[What you are asked to do] Give the material once more, word for word, without any images.
════════════════════
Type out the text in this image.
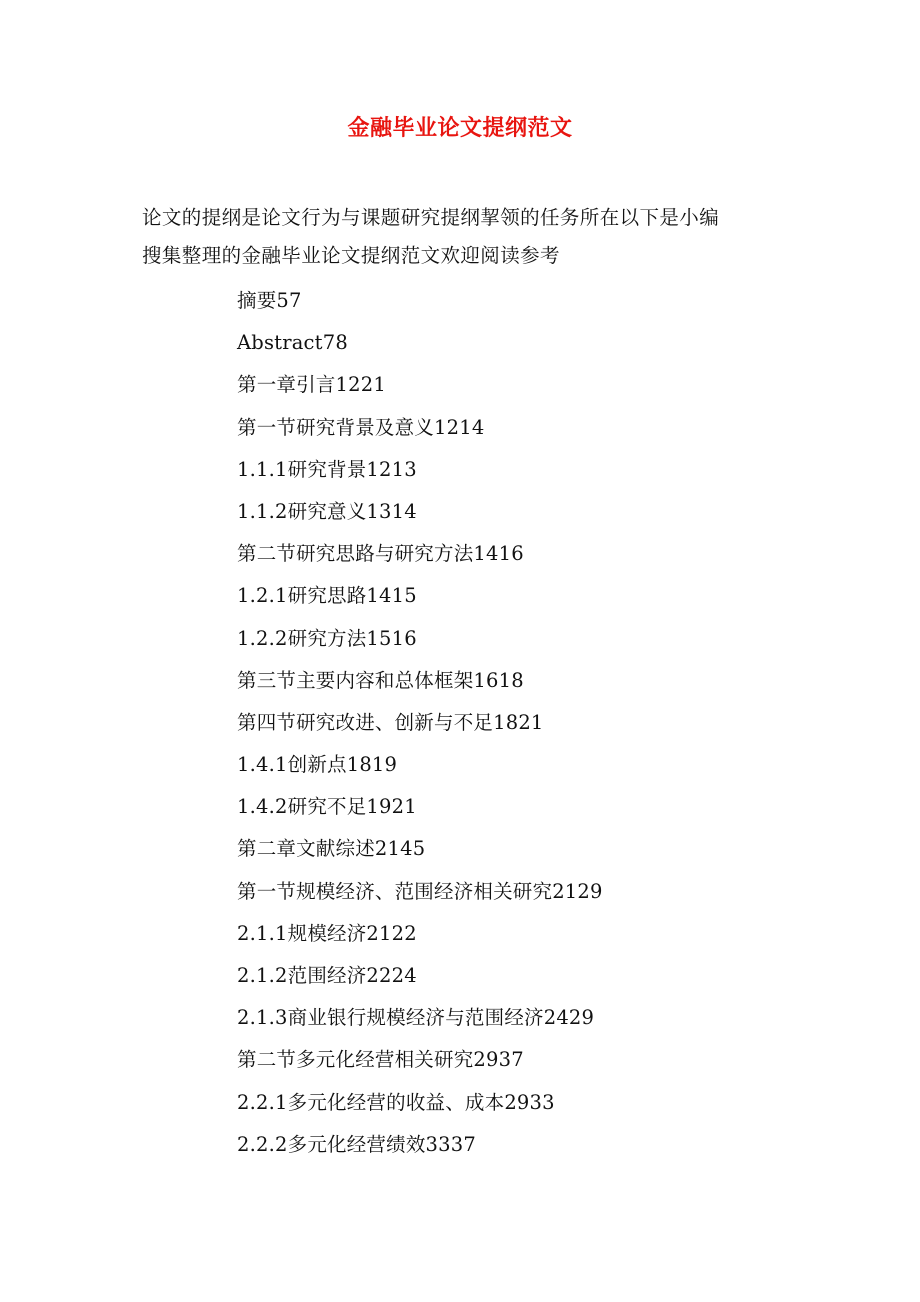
金融毕业论文提纲范文

论文的提纲是论文行为与课题研究提纲挈领的任务所在以下是小编

搜集整理的金融毕业论文提纲范文欢迎阅读参考

摘要57
Abstract78
第一章引言1221
第一节研究背景及意义1214
1.1.1研究背景1213
1.1.2研究意义1314
第二节研究思路与研究方法1416
1.2.1研究思路1415
1.2.2研究方法1516
第三节主要内容和总体框架1618
第四节研究改进、创新与不足1821
1.4.1创新点1819
1.4.2研究不足1921
第二章文献综述2145
第一节规模经济、范围经济相关研究2129
2.1.1规模经济2122
2.1.2范围经济2224
2.1.3商业银行规模经济与范围经济2429
第二节多元化经营相关研究2937
2.2.1多元化经营的收益、成本2933
2.2.2多元化经营绩效3337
════════════════════
[Answer for this exercise]
Type out the text in this image.
金融毕业论文提纲范文

论文的提纲是论文行为与课题研究提纲挈领的任务所在以下是小编

搜集整理的金融毕业论文提纲范文欢迎阅读参考

摘要57
Abstract78
第一章引言1221
第一节研究背景及意义1214
1.1.1研究背景1213
1.1.2研究意义1314
第二节研究思路与研究方法1416
1.2.1研究思路1415
1.2.2研究方法1516
第三节主要内容和总体框架1618
第四节研究改进、创新与不足1821
1.4.1创新点1819
1.4.2研究不足1921
第二章文献综述2145
第一节规模经济、范围经济相关研究2129
2.1.1规模经济2122
2.1.2范围经济2224
2.1.3商业银行规模经济与范围经济2429
第二节多元化经营相关研究2937
2.2.1多元化经营的收益、成本2933
2.2.2多元化经营绩效3337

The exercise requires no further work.